* EXERCISE: Return every record exactly as written.

* EXTRACTED RECORDS:
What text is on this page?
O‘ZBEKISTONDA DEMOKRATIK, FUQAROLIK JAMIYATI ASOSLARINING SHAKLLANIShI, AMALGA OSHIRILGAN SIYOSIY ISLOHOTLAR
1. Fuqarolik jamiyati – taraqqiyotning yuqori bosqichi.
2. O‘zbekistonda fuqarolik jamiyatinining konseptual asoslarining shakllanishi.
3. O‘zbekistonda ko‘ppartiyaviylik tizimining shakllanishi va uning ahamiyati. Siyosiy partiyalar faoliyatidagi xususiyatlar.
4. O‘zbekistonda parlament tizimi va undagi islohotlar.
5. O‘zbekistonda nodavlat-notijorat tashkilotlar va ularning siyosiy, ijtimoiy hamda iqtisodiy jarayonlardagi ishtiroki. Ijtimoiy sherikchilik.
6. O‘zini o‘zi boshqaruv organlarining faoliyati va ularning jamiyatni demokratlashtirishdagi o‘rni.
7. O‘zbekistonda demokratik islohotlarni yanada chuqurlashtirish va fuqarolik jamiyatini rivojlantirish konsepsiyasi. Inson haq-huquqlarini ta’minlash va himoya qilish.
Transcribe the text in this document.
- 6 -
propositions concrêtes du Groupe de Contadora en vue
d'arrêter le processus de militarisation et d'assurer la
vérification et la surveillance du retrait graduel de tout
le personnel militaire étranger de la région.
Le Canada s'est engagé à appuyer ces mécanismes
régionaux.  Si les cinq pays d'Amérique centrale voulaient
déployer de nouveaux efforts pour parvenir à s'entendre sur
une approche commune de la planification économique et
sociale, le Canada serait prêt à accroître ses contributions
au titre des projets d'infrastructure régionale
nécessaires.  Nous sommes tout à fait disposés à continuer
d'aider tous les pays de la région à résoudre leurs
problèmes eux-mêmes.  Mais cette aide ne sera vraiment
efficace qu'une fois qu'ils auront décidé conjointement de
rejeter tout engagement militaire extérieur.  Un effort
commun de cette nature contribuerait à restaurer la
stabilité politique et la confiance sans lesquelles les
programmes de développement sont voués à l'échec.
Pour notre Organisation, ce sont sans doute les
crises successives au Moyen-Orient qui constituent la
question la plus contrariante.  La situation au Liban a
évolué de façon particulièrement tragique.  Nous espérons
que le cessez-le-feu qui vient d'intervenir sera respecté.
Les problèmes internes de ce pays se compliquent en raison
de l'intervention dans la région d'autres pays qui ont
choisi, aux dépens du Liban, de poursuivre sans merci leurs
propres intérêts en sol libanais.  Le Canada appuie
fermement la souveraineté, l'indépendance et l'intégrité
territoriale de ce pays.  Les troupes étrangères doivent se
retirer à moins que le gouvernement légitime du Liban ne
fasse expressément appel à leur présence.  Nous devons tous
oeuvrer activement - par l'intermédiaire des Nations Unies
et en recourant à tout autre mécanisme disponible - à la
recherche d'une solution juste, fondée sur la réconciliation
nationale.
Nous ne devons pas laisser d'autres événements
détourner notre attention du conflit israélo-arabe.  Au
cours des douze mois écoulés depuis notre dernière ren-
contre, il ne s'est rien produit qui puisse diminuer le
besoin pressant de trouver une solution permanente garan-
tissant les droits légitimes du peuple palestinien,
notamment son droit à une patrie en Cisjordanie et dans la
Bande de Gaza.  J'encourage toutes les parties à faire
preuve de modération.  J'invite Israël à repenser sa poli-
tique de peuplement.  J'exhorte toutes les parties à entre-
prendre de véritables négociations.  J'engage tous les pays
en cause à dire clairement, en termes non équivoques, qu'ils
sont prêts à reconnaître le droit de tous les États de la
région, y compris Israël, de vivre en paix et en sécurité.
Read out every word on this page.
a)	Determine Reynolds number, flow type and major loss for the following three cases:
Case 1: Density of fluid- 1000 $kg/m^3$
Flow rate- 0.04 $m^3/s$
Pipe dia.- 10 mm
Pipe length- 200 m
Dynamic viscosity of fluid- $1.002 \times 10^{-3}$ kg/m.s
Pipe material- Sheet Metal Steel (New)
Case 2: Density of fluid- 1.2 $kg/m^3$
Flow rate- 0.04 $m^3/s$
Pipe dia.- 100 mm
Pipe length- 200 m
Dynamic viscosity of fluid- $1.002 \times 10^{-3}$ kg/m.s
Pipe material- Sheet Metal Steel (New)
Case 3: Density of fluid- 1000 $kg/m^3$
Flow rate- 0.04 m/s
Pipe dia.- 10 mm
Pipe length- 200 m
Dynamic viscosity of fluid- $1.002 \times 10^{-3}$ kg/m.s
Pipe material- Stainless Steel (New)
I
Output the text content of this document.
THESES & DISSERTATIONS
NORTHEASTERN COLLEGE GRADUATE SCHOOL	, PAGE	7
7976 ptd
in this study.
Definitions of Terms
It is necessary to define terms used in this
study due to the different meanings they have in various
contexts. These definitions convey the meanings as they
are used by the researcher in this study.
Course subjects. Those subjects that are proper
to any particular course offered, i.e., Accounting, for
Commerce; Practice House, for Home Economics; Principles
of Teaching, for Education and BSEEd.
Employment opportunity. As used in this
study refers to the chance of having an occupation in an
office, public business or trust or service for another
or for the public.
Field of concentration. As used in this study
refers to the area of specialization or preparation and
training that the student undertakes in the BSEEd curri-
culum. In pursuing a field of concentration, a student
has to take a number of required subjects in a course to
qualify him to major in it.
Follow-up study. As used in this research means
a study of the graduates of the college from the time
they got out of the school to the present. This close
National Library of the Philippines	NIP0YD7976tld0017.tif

* SOLUTION:
What text is on this page?
O‘ZBEKISTONDA DEMOKRATIK, FUQAROLIK JAMIYATI ASOSLARINING SHAKLLANIShI, AMALGA OSHIRILGAN SIYOSIY ISLOHOTLAR
1. Fuqarolik jamiyati – taraqqiyotning yuqori bosqichi.
2. O‘zbekistonda fuqarolik jamiyatinining konseptual asoslarining shakllanishi.
3. O‘zbekistonda ko‘ppartiyaviylik tizimining shakllanishi va uning ahamiyati. Siyosiy partiyalar faoliyatidagi xususiyatlar.
4. O‘zbekistonda parlament tizimi va undagi islohotlar.
5. O‘zbekistonda nodavlat-notijorat tashkilotlar va ularning siyosiy, ijtimoiy hamda iqtisodiy jarayonlardagi ishtiroki. Ijtimoiy sherikchilik.
6. O‘zini o‘zi boshqaruv organlarining faoliyati va ularning jamiyatni demokratlashtirishdagi o‘rni.
7. O‘zbekistonda demokratik islohotlarni yanada chuqurlashtirish va fuqarolik jamiyatini rivojlantirish konsepsiyasi. Inson haq-huquqlarini ta’minlash va himoya qilish.
Transcribe the text in this document.
- 6 -
propositions concrêtes du Groupe de Contadora en vue
d'arrêter le processus de militarisation et d'assurer la
vérification et la surveillance du retrait graduel de tout
le personnel militaire étranger de la région.
Le Canada s'est engagé à appuyer ces mécanismes
régionaux.  Si les cinq pays d'Amérique centrale voulaient
déployer de nouveaux efforts pour parvenir à s'entendre sur
une approche commune de la planification économique et
sociale, le Canada serait prêt à accroître ses contributions
au titre des projets d'infrastructure régionale
nécessaires.  Nous sommes tout à fait disposés à continuer
d'aider tous les pays de la région à résoudre leurs
problèmes eux-mêmes.  Mais cette aide ne sera vraiment
efficace qu'une fois qu'ils auront décidé conjointement de
rejeter tout engagement militaire extérieur.  Un effort
commun de cette nature contribuerait à restaurer la
stabilité politique et la confiance sans lesquelles les
programmes de développement sont voués à l'échec.
Pour notre Organisation, ce sont sans doute les
crises successives au Moyen-Orient qui constituent la
question la plus contrariante.  La situation au Liban a
évolué de façon particulièrement tragique.  Nous espérons
que le cessez-le-feu qui vient d'intervenir sera respecté.
Les problèmes internes de ce pays se compliquent en raison
de l'intervention dans la région d'autres pays qui ont
choisi, aux dépens du Liban, de poursuivre sans merci leurs
propres intérêts en sol libanais.  Le Canada appuie
fermement la souveraineté, l'indépendance et l'intégrité
territoriale de ce pays.  Les troupes étrangères doivent se
retirer à moins que le gouvernement légitime du Liban ne
fasse expressément appel à leur présence.  Nous devons tous
oeuvrer activement - par l'intermédiaire des Nations Unies
et en recourant à tout autre mécanisme disponible - à la
recherche d'une solution juste, fondée sur la réconciliation
nationale.
Nous ne devons pas laisser d'autres événements
détourner notre attention du conflit israélo-arabe.  Au
cours des douze mois écoulés depuis notre dernière ren-
contre, il ne s'est rien produit qui puisse diminuer le
besoin pressant de trouver une solution permanente garan-
tissant les droits légitimes du peuple palestinien,
notamment son droit à une patrie en Cisjordanie et dans la
Bande de Gaza.  J'encourage toutes les parties à faire
preuve de modération.  J'invite Israël à repenser sa poli-
tique de peuplement.  J'exhorte toutes les parties à entre-
prendre de véritables négociations.  J'engage tous les pays
en cause à dire clairement, en termes non équivoques, qu'ils
sont prêts à reconnaître le droit de tous les États de la
région, y compris Israël, de vivre en paix et en sécurité.
Read out every word on this page.
a)	Determine Reynolds number, flow type and major loss for the following three cases:
Case 1: Density of fluid- 1000 $kg/m^3$
Flow rate- 0.04 $m^3/s$
Pipe dia.- 10 mm
Pipe length- 200 m
Dynamic viscosity of fluid- $1.002 \times 10^{-3}$ kg/m.s
Pipe material- Sheet Metal Steel (New)
Case 2: Density of fluid- 1.2 $kg/m^3$
Flow rate- 0.04 $m^3/s$
Pipe dia.- 100 mm
Pipe length- 200 m
Dynamic viscosity of fluid- $1.002 \times 10^{-3}$ kg/m.s
Pipe material- Sheet Metal Steel (New)
Case 3: Density of fluid- 1000 $kg/m^3$
Flow rate- 0.04 m/s
Pipe dia.- 10 mm
Pipe length- 200 m
Dynamic viscosity of fluid- $1.002 \times 10^{-3}$ kg/m.s
Pipe material- Stainless Steel (New)
I
Output the text content of this document.
THESES & DISSERTATIONS
NORTHEASTERN COLLEGE GRADUATE SCHOOL	, PAGE	7
7976 ptd
in this study.
Definitions of Terms
It is necessary to define terms used in this
study due to the different meanings they have in various
contexts. These definitions convey the meanings as they
are used by the researcher in this study.
Course subjects. Those subjects that are proper
to any particular course offered, i.e., Accounting, for
Commerce; Practice House, for Home Economics; Principles
of Teaching, for Education and BSEEd.
Employment opportunity. As used in this
study refers to the chance of having an occupation in an
office, public business or trust or service for another
or for the public.
Field of concentration. As used in this study
refers to the area of specialization or preparation and
training that the student undertakes in the BSEEd curri-
culum. In pursuing a field of concentration, a student
has to take a number of required subjects in a course to
qualify him to major in it.
Follow-up study. As used in this research means
a study of the graduates of the college from the time
they got out of the school to the present. This close
National Library of the Philippines	NIP0YD7976tld0017.tif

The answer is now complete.